- [Prompt]
In the data below, locate each line with the word "Regen" and list it.

Data entries for graphics
---------------

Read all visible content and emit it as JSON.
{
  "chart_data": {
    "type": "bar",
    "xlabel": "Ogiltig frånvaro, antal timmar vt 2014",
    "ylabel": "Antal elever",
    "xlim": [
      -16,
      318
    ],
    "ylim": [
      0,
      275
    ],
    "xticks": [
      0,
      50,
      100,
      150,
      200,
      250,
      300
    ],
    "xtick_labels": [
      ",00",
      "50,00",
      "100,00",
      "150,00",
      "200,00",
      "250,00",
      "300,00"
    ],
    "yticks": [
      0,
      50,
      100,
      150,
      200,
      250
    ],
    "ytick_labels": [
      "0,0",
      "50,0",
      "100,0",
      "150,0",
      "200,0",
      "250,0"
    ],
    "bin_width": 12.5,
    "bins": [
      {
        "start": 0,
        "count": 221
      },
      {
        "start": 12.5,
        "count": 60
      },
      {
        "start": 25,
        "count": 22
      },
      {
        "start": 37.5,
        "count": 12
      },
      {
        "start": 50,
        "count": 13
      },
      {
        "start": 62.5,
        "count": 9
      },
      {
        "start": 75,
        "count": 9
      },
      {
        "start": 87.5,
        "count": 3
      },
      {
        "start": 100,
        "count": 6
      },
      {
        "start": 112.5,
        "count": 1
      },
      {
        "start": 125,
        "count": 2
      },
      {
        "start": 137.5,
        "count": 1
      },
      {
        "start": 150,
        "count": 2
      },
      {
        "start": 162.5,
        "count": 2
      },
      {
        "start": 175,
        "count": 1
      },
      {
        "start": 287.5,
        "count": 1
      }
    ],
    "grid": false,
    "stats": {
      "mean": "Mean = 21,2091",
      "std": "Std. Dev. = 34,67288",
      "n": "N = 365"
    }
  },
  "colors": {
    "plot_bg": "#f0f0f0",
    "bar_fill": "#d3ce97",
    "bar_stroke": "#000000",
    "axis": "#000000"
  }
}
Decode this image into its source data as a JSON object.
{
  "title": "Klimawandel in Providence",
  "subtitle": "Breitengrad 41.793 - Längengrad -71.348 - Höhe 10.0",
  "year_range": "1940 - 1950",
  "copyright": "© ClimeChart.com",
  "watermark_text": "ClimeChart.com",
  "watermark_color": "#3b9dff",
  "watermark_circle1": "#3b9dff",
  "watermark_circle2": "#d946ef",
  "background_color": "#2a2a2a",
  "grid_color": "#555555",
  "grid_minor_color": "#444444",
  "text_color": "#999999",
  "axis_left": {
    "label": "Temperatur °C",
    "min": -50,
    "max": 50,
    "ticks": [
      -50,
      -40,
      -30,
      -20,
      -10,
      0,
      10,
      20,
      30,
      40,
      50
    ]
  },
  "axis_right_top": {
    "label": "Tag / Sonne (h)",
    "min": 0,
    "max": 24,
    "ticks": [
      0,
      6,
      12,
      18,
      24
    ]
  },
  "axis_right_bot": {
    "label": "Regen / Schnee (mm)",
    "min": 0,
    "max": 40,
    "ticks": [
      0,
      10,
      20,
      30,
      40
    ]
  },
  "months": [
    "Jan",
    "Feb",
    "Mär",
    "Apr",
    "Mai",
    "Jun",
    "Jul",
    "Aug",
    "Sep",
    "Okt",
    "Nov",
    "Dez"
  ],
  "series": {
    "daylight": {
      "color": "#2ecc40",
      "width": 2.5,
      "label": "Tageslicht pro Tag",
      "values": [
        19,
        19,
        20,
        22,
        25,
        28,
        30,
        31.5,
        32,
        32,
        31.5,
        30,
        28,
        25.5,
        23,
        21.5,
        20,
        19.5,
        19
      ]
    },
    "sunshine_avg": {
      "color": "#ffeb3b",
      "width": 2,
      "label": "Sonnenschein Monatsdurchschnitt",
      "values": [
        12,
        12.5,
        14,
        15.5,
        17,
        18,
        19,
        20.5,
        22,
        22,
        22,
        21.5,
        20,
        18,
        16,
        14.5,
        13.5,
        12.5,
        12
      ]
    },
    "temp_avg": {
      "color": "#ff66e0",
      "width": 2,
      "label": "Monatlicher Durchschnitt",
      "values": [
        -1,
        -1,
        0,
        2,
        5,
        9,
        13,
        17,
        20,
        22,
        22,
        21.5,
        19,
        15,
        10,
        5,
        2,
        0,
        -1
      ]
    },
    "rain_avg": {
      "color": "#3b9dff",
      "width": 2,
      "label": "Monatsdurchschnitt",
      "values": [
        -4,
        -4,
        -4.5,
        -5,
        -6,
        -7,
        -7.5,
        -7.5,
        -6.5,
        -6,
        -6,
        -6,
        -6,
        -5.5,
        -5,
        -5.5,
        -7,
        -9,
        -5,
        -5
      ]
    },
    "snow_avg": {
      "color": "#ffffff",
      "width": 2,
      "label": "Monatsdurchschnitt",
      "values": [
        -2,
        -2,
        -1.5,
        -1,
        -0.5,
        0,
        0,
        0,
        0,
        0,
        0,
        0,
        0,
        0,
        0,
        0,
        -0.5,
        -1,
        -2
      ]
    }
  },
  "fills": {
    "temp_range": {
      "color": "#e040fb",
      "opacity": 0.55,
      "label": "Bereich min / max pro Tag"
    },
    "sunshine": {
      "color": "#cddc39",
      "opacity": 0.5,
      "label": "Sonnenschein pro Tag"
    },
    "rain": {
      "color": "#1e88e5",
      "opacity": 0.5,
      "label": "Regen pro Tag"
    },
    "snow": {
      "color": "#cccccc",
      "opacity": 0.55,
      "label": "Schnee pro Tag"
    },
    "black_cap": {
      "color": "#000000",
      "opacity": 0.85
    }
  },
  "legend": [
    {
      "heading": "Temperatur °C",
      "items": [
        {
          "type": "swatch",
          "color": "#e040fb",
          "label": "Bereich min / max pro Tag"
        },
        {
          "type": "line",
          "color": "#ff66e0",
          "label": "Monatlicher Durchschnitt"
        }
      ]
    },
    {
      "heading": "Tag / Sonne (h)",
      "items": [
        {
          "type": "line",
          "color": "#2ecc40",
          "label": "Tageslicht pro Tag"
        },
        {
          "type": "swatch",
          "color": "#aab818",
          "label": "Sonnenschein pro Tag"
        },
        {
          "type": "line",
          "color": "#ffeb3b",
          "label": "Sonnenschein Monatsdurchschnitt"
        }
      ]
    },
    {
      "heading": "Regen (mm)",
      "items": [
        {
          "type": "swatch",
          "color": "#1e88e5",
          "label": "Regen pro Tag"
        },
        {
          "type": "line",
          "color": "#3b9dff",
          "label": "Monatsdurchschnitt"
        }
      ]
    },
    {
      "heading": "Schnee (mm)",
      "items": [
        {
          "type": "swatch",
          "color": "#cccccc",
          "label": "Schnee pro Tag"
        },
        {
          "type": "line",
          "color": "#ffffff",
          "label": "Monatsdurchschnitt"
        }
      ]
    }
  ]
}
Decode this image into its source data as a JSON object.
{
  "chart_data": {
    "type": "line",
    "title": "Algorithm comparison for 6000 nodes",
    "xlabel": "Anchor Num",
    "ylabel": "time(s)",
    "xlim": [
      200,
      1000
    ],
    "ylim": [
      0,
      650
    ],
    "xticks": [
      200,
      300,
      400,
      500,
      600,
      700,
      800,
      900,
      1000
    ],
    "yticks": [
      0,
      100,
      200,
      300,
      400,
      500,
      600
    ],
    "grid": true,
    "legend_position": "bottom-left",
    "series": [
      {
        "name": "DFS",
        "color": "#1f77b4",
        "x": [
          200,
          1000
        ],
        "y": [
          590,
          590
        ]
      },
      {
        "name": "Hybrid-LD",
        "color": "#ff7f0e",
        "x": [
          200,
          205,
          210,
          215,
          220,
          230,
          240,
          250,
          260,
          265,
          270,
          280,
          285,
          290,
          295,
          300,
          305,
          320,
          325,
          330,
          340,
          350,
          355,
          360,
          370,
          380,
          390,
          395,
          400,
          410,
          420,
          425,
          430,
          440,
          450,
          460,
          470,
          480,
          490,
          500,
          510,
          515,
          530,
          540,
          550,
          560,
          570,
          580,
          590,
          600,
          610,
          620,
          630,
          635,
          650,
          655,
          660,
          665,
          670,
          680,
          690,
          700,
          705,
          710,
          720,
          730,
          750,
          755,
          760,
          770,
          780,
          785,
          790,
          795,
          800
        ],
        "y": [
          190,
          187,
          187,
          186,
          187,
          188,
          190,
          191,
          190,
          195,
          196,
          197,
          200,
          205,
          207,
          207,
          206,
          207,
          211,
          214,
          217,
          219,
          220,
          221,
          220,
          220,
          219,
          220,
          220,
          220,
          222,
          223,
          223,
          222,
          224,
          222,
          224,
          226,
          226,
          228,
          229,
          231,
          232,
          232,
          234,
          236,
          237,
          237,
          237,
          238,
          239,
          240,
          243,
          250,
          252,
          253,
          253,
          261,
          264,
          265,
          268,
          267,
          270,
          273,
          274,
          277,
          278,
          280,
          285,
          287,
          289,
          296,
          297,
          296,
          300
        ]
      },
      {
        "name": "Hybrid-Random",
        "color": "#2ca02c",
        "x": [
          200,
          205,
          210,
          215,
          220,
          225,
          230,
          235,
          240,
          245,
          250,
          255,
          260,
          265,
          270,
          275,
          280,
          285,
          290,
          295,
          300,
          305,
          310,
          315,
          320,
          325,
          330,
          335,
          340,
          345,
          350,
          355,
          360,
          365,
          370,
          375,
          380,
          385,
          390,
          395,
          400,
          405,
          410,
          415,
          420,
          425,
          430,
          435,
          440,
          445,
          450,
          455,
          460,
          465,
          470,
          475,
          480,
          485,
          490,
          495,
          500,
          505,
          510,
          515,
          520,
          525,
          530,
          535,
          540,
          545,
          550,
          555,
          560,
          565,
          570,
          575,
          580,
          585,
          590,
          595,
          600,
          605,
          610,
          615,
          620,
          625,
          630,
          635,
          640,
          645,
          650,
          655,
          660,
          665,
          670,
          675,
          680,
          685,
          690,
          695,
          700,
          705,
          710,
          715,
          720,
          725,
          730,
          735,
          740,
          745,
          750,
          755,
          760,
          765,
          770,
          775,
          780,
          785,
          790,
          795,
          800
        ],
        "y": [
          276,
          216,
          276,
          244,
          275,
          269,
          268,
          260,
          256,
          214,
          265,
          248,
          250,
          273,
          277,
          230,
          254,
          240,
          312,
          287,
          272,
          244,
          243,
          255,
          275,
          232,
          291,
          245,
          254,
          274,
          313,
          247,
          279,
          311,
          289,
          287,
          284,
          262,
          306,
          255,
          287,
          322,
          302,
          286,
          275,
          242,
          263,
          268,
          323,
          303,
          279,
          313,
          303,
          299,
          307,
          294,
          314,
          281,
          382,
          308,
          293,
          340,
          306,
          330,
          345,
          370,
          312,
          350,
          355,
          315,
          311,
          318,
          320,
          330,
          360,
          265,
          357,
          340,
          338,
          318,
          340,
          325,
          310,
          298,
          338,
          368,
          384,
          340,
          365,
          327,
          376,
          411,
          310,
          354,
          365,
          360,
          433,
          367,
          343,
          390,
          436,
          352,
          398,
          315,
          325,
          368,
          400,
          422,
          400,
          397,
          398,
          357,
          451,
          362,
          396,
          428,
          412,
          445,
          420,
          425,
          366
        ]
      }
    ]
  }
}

---------------

- [Finished task]
    "label": "Regen / Schnee (mm)",
      "label": "Regen pro Tag"
      "heading": "Regen (mm)",
          "label": "Regen pro Tag"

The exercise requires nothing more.